-- What you will do --
Track down the lines that contain "device" and copy them.

-- Material for the task --

_ _ _ _ _

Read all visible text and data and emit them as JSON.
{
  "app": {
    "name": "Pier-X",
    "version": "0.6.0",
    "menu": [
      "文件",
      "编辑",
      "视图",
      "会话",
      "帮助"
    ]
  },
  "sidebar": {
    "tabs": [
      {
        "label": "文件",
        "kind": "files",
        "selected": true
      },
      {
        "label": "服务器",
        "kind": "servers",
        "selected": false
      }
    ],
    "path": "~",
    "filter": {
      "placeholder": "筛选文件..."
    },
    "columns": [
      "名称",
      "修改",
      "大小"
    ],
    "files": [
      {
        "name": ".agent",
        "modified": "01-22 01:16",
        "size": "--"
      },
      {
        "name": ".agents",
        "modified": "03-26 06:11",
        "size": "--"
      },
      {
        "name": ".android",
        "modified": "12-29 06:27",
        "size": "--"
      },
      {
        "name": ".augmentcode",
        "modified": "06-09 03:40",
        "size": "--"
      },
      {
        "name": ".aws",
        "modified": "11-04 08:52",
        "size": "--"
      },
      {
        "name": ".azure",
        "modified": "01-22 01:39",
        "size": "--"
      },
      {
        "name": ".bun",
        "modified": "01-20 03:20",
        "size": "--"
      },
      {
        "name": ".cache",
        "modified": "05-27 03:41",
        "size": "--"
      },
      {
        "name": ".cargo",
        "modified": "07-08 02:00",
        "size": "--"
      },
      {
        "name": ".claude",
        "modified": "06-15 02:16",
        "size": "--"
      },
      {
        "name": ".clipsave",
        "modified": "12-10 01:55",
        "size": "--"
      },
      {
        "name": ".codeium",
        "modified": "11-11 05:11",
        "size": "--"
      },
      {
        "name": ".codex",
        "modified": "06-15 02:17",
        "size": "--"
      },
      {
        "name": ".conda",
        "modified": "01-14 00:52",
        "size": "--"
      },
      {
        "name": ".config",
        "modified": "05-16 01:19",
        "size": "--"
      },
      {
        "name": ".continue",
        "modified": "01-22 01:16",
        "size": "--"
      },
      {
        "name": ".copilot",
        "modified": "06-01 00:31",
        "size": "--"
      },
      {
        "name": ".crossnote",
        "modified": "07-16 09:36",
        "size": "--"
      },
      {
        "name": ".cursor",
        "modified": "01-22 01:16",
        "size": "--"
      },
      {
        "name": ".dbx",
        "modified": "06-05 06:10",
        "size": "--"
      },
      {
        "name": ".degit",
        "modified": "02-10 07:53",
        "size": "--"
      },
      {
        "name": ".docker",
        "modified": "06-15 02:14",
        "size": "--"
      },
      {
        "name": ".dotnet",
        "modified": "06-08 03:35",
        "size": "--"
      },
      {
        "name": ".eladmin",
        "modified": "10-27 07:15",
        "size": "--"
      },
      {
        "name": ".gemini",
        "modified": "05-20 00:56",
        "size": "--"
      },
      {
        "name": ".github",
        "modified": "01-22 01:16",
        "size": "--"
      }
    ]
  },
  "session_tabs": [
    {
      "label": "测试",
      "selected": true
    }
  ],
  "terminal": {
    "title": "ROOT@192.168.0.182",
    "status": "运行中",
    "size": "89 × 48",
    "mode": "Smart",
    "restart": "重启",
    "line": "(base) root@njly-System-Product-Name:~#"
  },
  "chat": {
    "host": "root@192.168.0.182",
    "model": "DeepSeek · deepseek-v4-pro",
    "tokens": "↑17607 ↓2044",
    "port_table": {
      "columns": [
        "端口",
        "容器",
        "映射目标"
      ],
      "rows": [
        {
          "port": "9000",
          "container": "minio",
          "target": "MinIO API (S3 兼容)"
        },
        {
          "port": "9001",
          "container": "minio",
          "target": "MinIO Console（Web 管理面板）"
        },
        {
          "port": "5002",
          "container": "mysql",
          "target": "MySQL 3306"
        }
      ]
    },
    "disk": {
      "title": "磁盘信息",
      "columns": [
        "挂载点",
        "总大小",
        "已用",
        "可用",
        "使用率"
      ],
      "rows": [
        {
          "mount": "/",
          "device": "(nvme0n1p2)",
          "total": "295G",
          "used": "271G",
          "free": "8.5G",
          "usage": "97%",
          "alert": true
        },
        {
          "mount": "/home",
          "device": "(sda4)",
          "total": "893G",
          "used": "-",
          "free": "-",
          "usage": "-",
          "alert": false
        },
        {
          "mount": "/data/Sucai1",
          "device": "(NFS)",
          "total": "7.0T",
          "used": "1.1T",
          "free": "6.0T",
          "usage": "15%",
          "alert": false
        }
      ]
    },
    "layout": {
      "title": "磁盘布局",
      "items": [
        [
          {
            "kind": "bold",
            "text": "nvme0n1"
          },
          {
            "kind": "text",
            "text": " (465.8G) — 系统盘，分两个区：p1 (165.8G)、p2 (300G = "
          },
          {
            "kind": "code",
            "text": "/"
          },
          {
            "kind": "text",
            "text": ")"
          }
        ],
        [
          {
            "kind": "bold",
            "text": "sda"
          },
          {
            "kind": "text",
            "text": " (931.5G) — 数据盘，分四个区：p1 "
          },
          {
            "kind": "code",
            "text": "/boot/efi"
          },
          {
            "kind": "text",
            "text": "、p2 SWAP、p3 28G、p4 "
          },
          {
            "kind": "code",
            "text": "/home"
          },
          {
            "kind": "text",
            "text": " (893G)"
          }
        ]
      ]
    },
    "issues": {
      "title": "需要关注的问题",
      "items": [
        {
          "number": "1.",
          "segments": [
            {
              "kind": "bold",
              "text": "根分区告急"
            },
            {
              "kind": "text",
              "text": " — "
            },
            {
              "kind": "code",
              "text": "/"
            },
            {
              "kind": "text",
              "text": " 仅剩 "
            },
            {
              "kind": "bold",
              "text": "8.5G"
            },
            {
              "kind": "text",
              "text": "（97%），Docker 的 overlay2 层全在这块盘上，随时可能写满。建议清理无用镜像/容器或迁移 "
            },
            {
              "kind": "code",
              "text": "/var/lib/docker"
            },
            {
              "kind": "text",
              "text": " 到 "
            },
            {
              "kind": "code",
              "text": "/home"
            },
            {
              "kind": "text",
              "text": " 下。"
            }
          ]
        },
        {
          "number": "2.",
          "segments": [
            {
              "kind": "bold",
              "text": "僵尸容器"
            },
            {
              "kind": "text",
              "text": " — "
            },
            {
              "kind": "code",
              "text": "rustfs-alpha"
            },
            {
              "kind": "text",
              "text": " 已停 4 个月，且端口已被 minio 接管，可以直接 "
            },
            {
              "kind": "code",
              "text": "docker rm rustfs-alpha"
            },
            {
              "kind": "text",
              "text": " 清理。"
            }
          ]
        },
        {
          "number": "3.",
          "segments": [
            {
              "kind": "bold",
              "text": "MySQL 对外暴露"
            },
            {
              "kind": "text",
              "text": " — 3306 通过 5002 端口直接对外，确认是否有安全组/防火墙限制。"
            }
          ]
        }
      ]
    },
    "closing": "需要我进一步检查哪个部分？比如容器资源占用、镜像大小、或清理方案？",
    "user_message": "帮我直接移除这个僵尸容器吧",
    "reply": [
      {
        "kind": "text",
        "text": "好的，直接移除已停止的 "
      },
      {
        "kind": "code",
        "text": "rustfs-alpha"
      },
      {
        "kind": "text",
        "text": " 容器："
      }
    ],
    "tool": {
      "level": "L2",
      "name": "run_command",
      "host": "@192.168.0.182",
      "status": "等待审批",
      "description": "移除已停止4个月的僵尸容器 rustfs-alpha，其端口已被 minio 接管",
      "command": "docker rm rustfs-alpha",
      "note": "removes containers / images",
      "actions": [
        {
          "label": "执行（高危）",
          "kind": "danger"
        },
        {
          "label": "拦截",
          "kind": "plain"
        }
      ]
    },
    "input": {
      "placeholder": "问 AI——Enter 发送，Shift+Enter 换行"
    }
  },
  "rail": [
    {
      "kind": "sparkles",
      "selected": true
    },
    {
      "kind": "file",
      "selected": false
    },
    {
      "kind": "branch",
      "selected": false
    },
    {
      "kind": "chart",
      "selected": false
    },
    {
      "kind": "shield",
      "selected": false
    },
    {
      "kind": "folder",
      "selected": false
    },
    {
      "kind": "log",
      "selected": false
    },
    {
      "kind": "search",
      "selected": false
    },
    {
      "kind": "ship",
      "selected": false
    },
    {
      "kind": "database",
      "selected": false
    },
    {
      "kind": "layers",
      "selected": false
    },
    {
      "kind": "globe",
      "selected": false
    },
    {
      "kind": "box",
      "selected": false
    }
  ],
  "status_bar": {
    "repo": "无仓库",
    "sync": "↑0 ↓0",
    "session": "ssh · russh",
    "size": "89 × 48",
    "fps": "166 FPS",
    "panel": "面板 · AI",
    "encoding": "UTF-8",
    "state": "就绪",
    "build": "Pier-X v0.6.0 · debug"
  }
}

_ _ _ _ _

-- Task solution --
          "device": "(nvme0n1p2)",
          "device": "(sda4)",
          "device": "(NFS)",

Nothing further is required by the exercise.